Reading text:
February 6, 2012

The Glorious Cloudiness

I love the scene in the first reading today. Solomon presides over the dedication of the Temple, the Ark is brought into the Holy of Holies, and the glory of the Lord appears.

"When the priests left the holy place, the cloud filled the Temple of the Lord* so that the priests could no longer minister because of the cloud, since the Lord's glory had filled the temple of the Lord. Then Solomon said, "The Lord intends to dwell in a dark cloud." (1 Kings 8:10-12)

I imagine the priests unable to minister because of the cloud of God's glory. Perhaps some simply stopped and adored in wonder. Maybe others missed out on the glory of God all around them because they were fretting about the ritual tasks and 'rubrics' they found themselves unable to complete.

The scripture reminds us that there is a moment in prayer when there isn't anything left to do, not because we have done everything we could have, but because God, in his mercy toward us, draws us into the mystery of himself. We are drawn, even seduced, into the glory of God which we, in our limited and temporal state, can only experience as a cloudy darkness. But we know this cloudiness is the Glory addressed by all our doxology, this glorious Cloud the desire of our minds and hearts. At this point there is nothing left for the intellect to do. There is only our will in the sense of our desire for the One who has been conforming us to his own Beloved since our baptism. Religion, in the human sense, ends.

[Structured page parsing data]

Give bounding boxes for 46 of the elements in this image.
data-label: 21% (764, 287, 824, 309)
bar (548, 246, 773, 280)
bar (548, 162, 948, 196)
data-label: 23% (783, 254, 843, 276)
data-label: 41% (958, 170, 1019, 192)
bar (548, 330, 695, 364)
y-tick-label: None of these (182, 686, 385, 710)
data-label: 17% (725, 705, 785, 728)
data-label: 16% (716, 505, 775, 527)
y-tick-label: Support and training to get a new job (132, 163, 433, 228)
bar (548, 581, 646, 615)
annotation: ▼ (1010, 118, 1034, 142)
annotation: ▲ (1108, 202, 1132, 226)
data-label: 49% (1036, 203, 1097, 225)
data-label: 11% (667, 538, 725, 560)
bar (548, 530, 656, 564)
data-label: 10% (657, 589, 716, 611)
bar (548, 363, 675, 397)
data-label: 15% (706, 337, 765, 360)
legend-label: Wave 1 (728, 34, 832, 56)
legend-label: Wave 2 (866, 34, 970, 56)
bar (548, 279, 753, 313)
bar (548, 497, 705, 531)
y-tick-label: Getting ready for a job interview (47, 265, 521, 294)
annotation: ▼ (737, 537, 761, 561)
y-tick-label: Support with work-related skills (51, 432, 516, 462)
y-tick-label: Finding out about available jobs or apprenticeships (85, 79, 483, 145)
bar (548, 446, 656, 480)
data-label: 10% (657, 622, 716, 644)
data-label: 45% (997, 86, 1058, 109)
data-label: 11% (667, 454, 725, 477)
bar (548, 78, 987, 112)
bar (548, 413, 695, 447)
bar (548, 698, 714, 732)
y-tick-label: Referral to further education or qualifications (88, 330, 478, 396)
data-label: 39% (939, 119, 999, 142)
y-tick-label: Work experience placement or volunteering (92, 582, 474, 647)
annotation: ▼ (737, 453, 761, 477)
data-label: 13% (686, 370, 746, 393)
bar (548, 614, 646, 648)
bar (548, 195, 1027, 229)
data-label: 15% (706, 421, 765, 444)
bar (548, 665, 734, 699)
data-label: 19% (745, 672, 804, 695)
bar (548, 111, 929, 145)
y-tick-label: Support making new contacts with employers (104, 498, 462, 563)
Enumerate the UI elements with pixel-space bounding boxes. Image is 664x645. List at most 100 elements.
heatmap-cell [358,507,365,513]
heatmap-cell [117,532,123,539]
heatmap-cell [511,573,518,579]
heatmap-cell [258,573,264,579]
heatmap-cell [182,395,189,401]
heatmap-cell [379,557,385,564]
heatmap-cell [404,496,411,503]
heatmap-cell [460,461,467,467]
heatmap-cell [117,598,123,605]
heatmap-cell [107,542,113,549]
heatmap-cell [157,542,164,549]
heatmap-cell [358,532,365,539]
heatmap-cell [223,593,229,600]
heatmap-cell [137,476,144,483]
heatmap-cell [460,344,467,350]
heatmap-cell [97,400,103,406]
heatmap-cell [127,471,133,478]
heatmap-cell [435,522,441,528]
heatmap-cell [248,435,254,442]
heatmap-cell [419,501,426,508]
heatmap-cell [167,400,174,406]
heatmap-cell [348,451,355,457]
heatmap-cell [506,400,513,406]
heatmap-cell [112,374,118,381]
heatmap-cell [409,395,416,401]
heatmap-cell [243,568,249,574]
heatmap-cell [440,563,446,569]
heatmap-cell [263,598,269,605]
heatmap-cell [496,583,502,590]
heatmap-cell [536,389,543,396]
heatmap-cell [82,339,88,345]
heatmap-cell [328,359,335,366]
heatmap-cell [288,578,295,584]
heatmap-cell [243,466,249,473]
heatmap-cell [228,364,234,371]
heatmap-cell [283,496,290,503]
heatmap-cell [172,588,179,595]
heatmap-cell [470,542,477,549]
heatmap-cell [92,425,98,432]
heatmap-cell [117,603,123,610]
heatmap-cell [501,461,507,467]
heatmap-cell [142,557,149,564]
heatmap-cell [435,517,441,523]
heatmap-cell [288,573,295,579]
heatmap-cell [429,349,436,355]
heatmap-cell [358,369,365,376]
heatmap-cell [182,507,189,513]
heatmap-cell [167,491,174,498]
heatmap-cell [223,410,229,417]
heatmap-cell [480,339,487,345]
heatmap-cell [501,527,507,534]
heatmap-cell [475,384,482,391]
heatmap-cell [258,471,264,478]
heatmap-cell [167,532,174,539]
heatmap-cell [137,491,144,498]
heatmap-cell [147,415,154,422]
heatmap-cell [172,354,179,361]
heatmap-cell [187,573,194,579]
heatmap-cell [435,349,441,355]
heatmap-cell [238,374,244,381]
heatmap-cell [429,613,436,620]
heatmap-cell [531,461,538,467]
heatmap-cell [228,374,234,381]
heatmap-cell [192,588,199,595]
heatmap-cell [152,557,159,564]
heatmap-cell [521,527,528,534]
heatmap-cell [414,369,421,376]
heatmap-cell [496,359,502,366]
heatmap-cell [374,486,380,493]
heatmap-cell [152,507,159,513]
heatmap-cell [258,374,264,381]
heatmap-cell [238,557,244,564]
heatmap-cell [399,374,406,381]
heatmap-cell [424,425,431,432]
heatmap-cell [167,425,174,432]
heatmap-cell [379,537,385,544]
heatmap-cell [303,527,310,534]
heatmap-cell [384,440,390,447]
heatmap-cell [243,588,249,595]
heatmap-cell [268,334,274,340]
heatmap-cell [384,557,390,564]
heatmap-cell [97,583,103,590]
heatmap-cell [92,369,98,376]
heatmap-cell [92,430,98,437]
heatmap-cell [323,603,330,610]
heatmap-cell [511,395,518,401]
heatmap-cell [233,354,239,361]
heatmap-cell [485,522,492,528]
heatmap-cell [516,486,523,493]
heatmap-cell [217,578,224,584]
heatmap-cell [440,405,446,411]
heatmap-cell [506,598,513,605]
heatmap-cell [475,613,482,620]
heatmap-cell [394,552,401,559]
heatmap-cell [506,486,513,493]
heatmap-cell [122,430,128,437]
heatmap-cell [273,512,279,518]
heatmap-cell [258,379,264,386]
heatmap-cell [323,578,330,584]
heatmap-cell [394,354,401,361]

Check your understanding:
1. Which events in the first reading does the reflection's opening paragraph describe?
2. Can you extract the passage of the reflection between "I love the scene" and "the Lord appears.", inclusive?
These rows come from a separate source.

Solutions to each task:
1. Solomon presides over the dedication of the Temple, the Ark is brought into the Holy of Holies, and the glory of the Lord appears.

2.
I love the scene in the first reading today. Solomon presides over the dedication of the Temple, the Ark is brought into the Holy of Holies, and the glory of the Lord appears.